Exercise task: Write out the whole listing exactly as it stands.

Data section:
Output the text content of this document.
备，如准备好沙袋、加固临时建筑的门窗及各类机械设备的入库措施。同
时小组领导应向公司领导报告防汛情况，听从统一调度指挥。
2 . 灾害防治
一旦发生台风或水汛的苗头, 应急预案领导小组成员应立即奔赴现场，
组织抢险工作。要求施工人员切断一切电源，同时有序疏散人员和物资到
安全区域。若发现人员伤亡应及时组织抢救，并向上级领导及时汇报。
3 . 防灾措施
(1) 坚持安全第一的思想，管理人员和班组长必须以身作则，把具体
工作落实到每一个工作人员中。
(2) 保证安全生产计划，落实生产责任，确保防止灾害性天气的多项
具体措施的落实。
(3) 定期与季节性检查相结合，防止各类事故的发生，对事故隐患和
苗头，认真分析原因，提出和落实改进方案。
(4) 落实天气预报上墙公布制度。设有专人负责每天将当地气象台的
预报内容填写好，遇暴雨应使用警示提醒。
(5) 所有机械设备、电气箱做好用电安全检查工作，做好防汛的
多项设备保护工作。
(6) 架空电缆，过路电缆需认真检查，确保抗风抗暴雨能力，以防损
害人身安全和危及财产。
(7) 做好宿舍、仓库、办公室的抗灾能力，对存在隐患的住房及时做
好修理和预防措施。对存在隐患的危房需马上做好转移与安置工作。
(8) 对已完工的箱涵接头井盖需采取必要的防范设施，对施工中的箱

Full answer:
Output the text content of this document.
备，如准备好沙袋、加固临时建筑的门窗及各类机械设备的入库措施。同
时小组领导应向公司领导报告防汛情况，听从统一调度指挥。
2 . 灾害防治
一旦发生台风或水汛的苗头, 应急预案领导小组成员应立即奔赴现场，
组织抢险工作。要求施工人员切断一切电源，同时有序疏散人员和物资到
安全区域。若发现人员伤亡应及时组织抢救，并向上级领导及时汇报。
3 . 防灾措施
(1) 坚持安全第一的思想，管理人员和班组长必须以身作则，把具体
工作落实到每一个工作人员中。
(2) 保证安全生产计划，落实生产责任，确保防止灾害性天气的多项
具体措施的落实。
(3) 定期与季节性检查相结合，防止各类事故的发生，对事故隐患和
苗头，认真分析原因，提出和落实改进方案。
(4) 落实天气预报上墙公布制度。设有专人负责每天将当地气象台的
预报内容填写好，遇暴雨应使用警示提醒。
(5) 所有机械设备、电气箱做好用电安全检查工作，做好防汛的
多项设备保护工作。
(6) 架空电缆，过路电缆需认真检查，确保抗风抗暴雨能力，以防损
害人身安全和危及财产。
(7) 做好宿舍、仓库、办公室的抗灾能力，对存在隐患的住房及时做
好修理和预防措施。对存在隐患的危房需马上做好转移与安置工作。
(8) 对已完工的箱涵接头井盖需采取必要的防范设施，对施工中的箱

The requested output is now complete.